* Start Records for processing *
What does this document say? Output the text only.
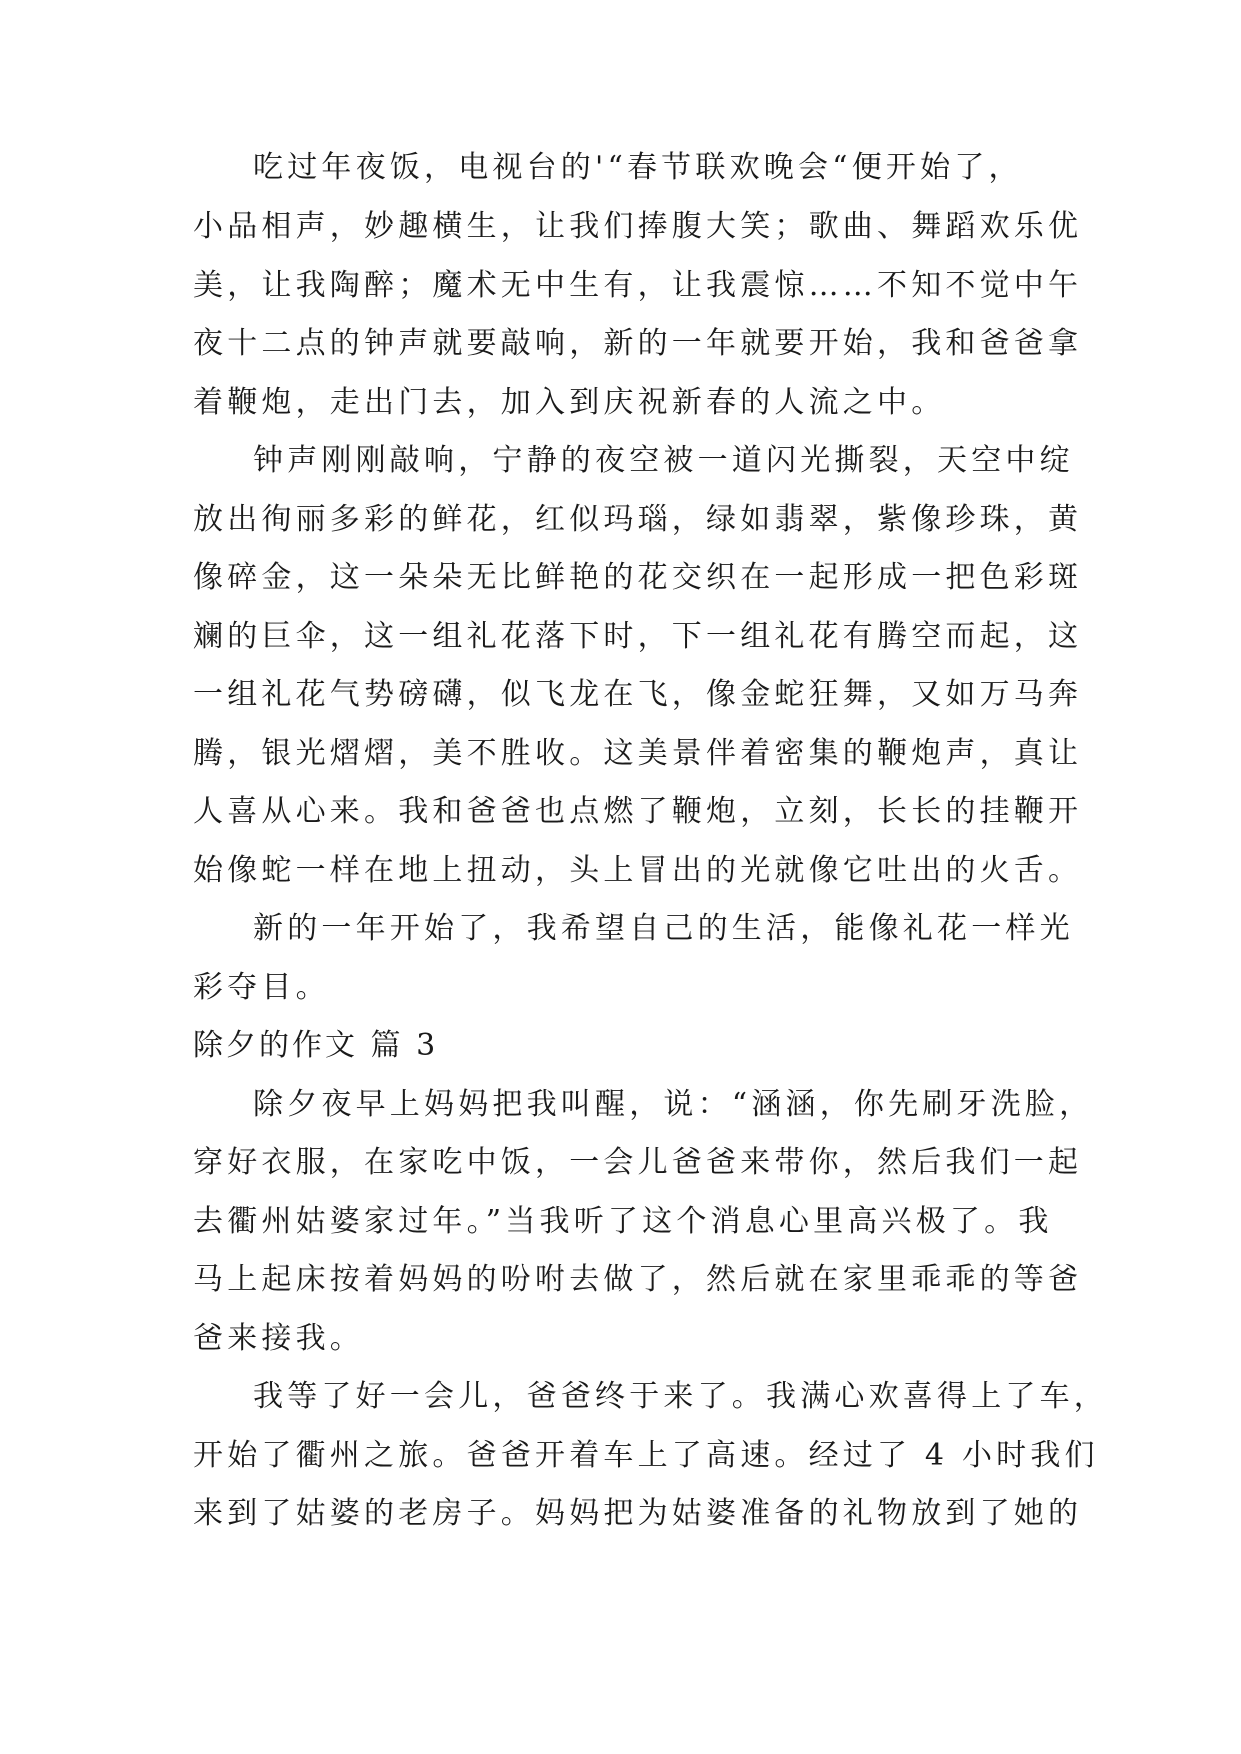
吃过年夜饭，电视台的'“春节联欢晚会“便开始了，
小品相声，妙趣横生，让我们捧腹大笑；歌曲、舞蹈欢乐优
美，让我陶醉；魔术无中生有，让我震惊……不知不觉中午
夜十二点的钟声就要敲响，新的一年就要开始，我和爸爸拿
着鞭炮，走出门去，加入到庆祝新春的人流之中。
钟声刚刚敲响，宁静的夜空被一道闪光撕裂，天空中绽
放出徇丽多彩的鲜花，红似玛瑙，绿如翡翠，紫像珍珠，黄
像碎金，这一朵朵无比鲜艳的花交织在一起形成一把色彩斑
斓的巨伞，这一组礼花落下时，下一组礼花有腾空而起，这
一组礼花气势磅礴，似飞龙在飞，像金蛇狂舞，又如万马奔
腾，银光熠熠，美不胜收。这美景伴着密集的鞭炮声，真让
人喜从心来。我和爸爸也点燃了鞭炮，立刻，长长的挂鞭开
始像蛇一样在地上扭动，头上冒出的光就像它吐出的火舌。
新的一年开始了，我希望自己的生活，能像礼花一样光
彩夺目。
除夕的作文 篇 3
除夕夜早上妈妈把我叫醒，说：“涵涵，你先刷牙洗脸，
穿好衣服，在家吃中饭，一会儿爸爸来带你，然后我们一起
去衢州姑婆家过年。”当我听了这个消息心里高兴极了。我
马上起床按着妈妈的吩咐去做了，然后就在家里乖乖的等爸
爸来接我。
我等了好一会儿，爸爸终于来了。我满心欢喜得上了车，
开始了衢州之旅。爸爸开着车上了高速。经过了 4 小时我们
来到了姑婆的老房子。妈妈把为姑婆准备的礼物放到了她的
* End Records for processing *
# [Exercise details]
Reproduce all of the data exactly, omitting each picture it holds.

# [Written reply]
What does this document say? Output the text only.
吃过年夜饭，电视台的'“春节联欢晚会“便开始了，
小品相声，妙趣横生，让我们捧腹大笑；歌曲、舞蹈欢乐优
美，让我陶醉；魔术无中生有，让我震惊……不知不觉中午
夜十二点的钟声就要敲响，新的一年就要开始，我和爸爸拿
着鞭炮，走出门去，加入到庆祝新春的人流之中。
钟声刚刚敲响，宁静的夜空被一道闪光撕裂，天空中绽
放出徇丽多彩的鲜花，红似玛瑙，绿如翡翠，紫像珍珠，黄
像碎金，这一朵朵无比鲜艳的花交织在一起形成一把色彩斑
斓的巨伞，这一组礼花落下时，下一组礼花有腾空而起，这
一组礼花气势磅礴，似飞龙在飞，像金蛇狂舞，又如万马奔
腾，银光熠熠，美不胜收。这美景伴着密集的鞭炮声，真让
人喜从心来。我和爸爸也点燃了鞭炮，立刻，长长的挂鞭开
始像蛇一样在地上扭动，头上冒出的光就像它吐出的火舌。
新的一年开始了，我希望自己的生活，能像礼花一样光
彩夺目。
除夕的作文 篇 3
除夕夜早上妈妈把我叫醒，说：“涵涵，你先刷牙洗脸，
穿好衣服，在家吃中饭，一会儿爸爸来带你，然后我们一起
去衢州姑婆家过年。”当我听了这个消息心里高兴极了。我
马上起床按着妈妈的吩咐去做了，然后就在家里乖乖的等爸
爸来接我。
我等了好一会儿，爸爸终于来了。我满心欢喜得上了车，
开始了衢州之旅。爸爸开着车上了高速。经过了 4 小时我们
来到了姑婆的老房子。妈妈把为姑婆准备的礼物放到了她的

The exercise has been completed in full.